Task description — Wherever "federal" appears in a line, list that line.

Records to process —

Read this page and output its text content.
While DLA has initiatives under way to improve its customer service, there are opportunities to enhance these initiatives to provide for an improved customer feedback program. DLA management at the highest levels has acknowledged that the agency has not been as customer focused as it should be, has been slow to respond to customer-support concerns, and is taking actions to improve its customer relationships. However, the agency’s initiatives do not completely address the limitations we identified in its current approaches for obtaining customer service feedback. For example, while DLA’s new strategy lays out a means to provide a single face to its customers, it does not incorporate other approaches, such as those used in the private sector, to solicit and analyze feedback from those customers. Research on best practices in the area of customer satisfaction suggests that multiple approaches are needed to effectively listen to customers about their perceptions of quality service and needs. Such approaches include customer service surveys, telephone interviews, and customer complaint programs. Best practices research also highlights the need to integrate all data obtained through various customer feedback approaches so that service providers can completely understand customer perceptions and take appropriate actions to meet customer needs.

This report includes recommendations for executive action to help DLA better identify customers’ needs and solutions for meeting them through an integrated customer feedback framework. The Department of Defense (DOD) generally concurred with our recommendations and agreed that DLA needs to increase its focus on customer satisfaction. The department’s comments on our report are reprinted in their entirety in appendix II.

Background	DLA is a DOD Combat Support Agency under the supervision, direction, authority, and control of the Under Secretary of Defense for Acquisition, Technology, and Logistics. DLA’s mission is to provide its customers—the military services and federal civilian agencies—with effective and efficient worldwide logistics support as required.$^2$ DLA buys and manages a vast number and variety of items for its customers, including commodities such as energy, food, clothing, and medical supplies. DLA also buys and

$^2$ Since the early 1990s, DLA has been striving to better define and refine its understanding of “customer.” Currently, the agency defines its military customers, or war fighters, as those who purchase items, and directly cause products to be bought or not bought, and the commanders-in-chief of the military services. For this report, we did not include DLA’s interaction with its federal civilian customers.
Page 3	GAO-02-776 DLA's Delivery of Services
--
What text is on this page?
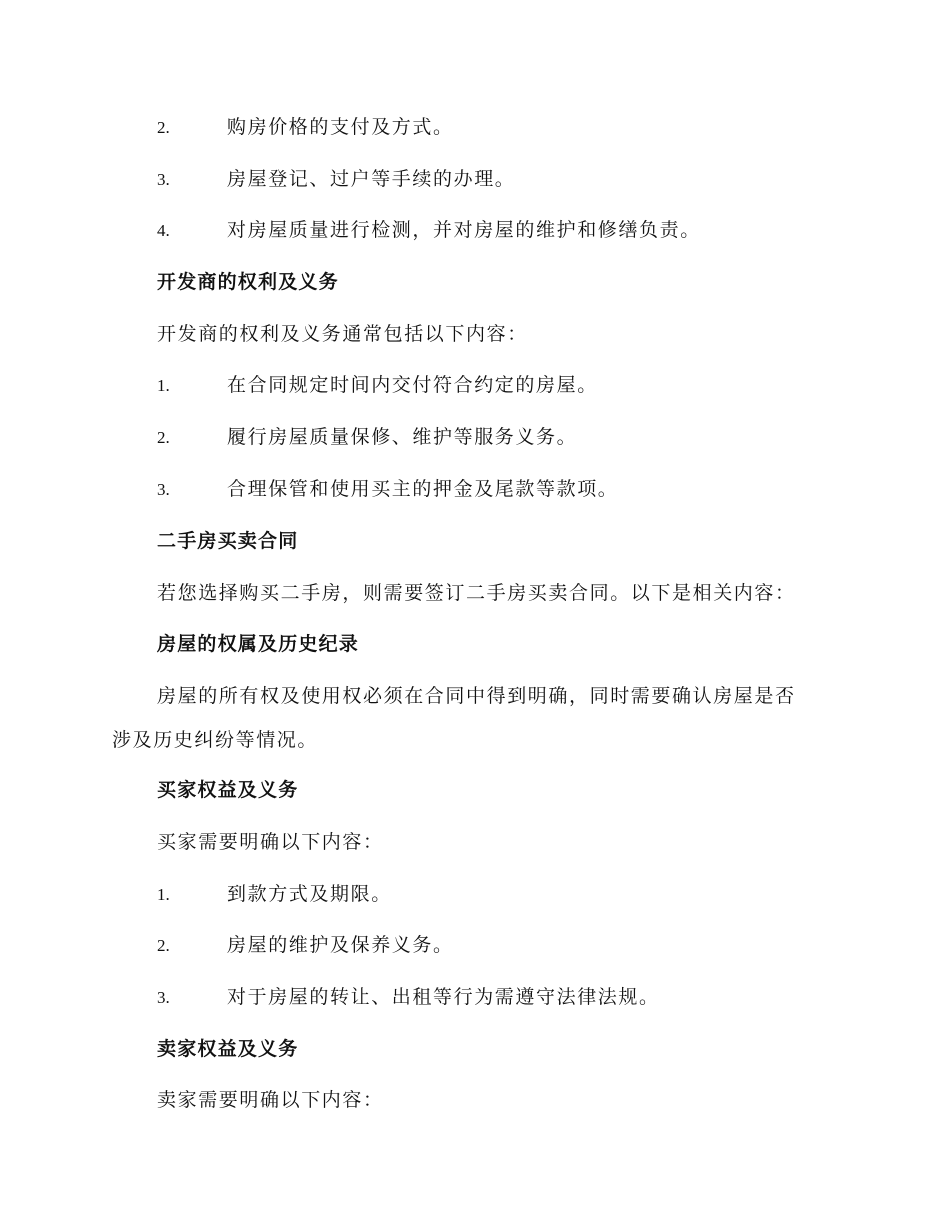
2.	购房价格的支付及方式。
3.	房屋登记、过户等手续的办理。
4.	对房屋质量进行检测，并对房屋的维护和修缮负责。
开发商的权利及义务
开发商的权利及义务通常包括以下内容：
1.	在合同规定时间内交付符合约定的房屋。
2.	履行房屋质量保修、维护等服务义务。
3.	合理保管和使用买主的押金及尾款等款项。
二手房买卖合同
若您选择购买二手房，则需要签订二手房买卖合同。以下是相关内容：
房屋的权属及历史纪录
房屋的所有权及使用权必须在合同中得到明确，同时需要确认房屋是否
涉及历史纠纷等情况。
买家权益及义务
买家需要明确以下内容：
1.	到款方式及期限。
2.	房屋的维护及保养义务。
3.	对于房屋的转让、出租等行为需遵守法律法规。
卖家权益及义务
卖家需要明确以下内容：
==
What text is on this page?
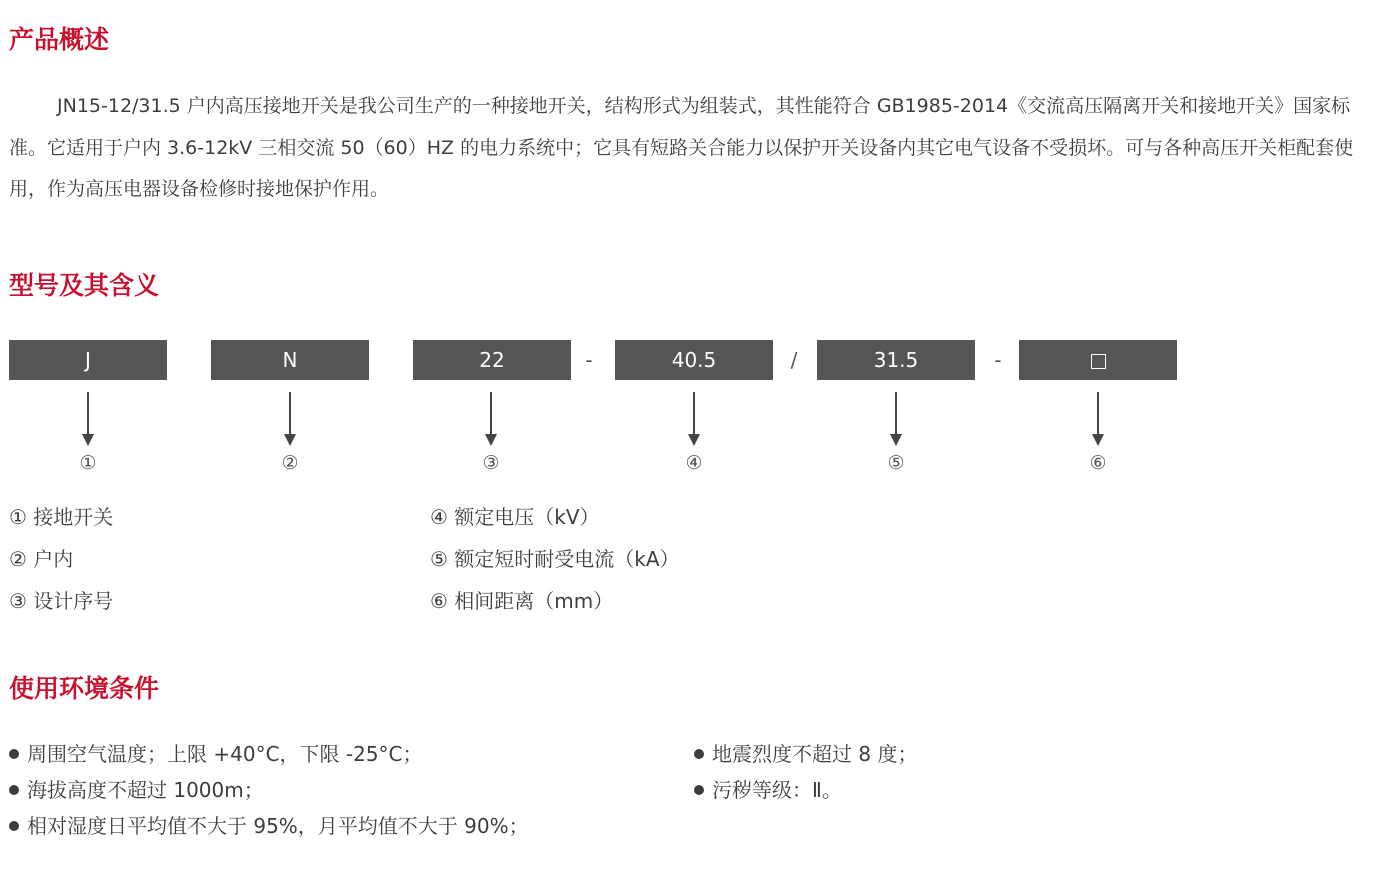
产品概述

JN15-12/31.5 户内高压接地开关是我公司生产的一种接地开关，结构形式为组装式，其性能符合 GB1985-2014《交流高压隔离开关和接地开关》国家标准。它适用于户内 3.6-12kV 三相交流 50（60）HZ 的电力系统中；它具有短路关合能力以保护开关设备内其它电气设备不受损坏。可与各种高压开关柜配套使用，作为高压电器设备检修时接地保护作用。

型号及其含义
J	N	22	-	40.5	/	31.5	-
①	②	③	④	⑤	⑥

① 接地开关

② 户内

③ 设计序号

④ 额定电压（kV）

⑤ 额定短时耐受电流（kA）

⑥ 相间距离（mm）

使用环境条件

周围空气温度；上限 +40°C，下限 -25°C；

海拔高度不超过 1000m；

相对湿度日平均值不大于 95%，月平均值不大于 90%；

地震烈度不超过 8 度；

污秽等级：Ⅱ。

Result of the exercise —
Background	DLA is a DOD Combat Support Agency under the supervision, direction, authority, and control of the Under Secretary of Defense for Acquisition, Technology, and Logistics. DLA’s mission is to provide its customers—the military services and federal civilian agencies—with effective and efficient worldwide logistics support as required.$^2$ DLA buys and manages a vast number and variety of items for its customers, including commodities such as energy, food, clothing, and medical supplies. DLA also buys and
$^2$ Since the early 1990s, DLA has been striving to better define and refine its understanding of “customer.” Currently, the agency defines its military customers, or war fighters, as those who purchase items, and directly cause products to be bought or not bought, and the commanders-in-chief of the military services. For this report, we did not include DLA’s interaction with its federal civilian customers.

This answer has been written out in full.